Ash Wednesday came early for me this week in the form of everyone’s favorite midwinter reminder of our mortality: the common cold. I could barely get off the couch, and laid there all the while aware of each labored breath, of every constrained blood vessel in my brain, and of all the achy joints that normally allow for locomotion. When you feel like dirt, the words of imposition ring even more true:
“You are dust,
and to dust you shall return”
I’ve had a tenuous relationship with liturgical celebrations like Ash Wednesday, but over time I’ve come to appreciate them tremendously. Being smeared with ashes can seem morbid– and it can actually be morbid!– but it’s also a way to embrace our mortality, to remember our frailty, and to give thanks for the life that we have been given. Too, this practice grounds us in aspects of our weakness, which in a very Gospel way can then become strengths.

> _What this exercise asks_
(1) Repeat the stretch of the Ash Wednesday reflection from "I’ve had a tenuous" through "then become strengths." word for word.
(2) Pick up the Ash Wednesday reflection after its final sentence and continue writing it.
The data after the Ash Wednesday reflection are not needed.

> _Supplied records_
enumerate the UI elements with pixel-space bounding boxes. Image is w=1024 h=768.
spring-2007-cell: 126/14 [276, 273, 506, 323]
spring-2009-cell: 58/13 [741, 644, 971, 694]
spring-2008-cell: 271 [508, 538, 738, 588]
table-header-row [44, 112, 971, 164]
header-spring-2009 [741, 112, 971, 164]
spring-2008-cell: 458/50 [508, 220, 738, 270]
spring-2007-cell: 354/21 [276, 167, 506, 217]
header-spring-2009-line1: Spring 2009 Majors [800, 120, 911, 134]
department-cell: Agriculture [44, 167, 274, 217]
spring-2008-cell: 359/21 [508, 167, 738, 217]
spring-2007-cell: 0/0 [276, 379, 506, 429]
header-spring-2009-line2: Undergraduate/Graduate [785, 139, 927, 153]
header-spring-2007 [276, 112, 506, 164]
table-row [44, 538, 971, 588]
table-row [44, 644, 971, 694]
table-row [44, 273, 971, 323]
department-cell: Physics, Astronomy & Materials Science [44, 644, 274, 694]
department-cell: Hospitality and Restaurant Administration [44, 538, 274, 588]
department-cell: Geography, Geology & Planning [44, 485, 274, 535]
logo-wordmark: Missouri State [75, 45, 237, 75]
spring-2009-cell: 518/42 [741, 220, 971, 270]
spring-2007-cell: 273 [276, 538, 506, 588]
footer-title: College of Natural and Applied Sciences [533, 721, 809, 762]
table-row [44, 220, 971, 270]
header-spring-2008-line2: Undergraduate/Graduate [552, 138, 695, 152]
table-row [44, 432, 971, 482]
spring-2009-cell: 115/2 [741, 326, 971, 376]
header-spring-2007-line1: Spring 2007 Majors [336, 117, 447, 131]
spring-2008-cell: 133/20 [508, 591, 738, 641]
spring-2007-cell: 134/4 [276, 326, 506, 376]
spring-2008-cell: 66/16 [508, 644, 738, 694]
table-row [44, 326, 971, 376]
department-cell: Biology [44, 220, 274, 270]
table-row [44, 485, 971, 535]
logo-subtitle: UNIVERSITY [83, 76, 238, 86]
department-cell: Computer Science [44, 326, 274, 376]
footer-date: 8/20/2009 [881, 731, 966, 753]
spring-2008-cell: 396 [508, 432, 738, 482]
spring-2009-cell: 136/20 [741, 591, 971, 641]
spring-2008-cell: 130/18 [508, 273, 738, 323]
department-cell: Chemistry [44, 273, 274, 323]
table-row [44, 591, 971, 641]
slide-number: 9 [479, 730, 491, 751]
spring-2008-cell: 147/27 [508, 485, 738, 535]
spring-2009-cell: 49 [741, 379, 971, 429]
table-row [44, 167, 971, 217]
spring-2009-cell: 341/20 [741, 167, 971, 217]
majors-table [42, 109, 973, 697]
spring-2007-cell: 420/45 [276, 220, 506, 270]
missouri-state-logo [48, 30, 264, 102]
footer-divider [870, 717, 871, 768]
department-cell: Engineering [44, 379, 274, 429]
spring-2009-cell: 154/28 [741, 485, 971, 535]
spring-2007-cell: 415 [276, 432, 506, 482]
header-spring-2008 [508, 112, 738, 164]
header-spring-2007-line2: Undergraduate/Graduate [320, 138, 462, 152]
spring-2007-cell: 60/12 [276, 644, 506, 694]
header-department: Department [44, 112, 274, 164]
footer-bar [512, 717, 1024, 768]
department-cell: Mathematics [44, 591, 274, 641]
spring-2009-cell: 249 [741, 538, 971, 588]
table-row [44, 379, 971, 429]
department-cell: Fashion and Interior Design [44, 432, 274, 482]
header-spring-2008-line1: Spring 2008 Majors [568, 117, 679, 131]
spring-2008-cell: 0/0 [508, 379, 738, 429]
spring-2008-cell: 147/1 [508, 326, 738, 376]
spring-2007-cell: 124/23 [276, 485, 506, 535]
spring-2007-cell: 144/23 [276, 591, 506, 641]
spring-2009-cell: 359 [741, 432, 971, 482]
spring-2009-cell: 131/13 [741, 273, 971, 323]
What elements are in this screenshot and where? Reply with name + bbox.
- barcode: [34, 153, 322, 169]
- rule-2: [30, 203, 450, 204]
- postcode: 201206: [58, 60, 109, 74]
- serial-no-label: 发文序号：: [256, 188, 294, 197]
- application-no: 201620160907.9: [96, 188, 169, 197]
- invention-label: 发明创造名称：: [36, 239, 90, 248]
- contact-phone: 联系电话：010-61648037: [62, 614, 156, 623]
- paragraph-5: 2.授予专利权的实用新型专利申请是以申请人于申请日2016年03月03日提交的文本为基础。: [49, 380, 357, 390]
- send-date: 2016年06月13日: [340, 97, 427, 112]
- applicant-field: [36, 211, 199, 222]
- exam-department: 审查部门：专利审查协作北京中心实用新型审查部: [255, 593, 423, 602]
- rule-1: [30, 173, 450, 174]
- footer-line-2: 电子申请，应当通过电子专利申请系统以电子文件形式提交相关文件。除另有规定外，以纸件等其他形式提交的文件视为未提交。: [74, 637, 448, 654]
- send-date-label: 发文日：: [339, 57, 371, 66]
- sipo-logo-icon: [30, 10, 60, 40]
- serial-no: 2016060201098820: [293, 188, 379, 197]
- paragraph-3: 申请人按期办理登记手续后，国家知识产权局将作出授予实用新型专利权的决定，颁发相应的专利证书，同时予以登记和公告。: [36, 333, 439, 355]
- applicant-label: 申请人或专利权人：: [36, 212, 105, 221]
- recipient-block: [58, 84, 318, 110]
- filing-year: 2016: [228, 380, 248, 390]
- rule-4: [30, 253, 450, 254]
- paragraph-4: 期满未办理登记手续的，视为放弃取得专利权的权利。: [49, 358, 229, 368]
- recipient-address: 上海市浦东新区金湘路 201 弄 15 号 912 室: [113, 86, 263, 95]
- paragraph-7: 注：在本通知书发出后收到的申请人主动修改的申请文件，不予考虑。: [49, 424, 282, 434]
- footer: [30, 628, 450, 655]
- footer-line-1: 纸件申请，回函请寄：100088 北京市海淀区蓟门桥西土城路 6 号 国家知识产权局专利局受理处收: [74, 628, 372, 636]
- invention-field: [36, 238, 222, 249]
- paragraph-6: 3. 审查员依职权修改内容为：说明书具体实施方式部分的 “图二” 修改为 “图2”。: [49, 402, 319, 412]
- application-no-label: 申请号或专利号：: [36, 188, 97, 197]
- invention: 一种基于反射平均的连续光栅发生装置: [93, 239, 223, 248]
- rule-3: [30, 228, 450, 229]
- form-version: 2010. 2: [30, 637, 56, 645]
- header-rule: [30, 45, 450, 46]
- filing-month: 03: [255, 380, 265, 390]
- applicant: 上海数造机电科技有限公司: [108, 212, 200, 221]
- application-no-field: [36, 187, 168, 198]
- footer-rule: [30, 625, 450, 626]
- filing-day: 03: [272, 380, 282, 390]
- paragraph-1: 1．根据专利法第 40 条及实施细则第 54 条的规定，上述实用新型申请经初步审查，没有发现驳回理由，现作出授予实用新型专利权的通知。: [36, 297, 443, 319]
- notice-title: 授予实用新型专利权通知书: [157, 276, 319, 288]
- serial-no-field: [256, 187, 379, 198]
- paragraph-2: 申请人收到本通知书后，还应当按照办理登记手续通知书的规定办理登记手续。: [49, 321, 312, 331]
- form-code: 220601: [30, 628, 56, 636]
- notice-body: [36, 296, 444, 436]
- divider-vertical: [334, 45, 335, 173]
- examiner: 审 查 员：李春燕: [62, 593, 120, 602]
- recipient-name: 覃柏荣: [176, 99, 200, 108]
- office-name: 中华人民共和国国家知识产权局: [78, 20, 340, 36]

> _Responses to the tasks_
(1)
I’ve had a tenuous relationship with liturgical celebrations like Ash Wednesday, but over time I’ve come to appreciate them tremendously. Being smeared with ashes can seem morbid– and it can actually be morbid!– but it’s also a way to embrace our mortality, to remember our frailty, and to give thanks for the life that we have been given. Too, this practice grounds us in aspects of our weakness, which in a very Gospel way can then become strengths.

(2)
It is from here that we begin our Lenten journey this Sunday at Common Table. We’re starting a series looking at the Passion Week emphases of the four Gospel accounts of Jesus’ life, beginning with Mark. The proper (shorter) ending to Mark is a stroke of great writing– a truncated, enigmatic conclusion to an epic story that creates all kinds of interest, and which ultimately leaves the outcome to the actions of the reader. It’s also a way to welcome in the daunting specter of Doubt, which when embraced becomes both an asset and a strengthening force.
We will explore this mystery at Jammin’ Java this Sunday, starting at 10:15. Please come to participate and add your voice to the conversation.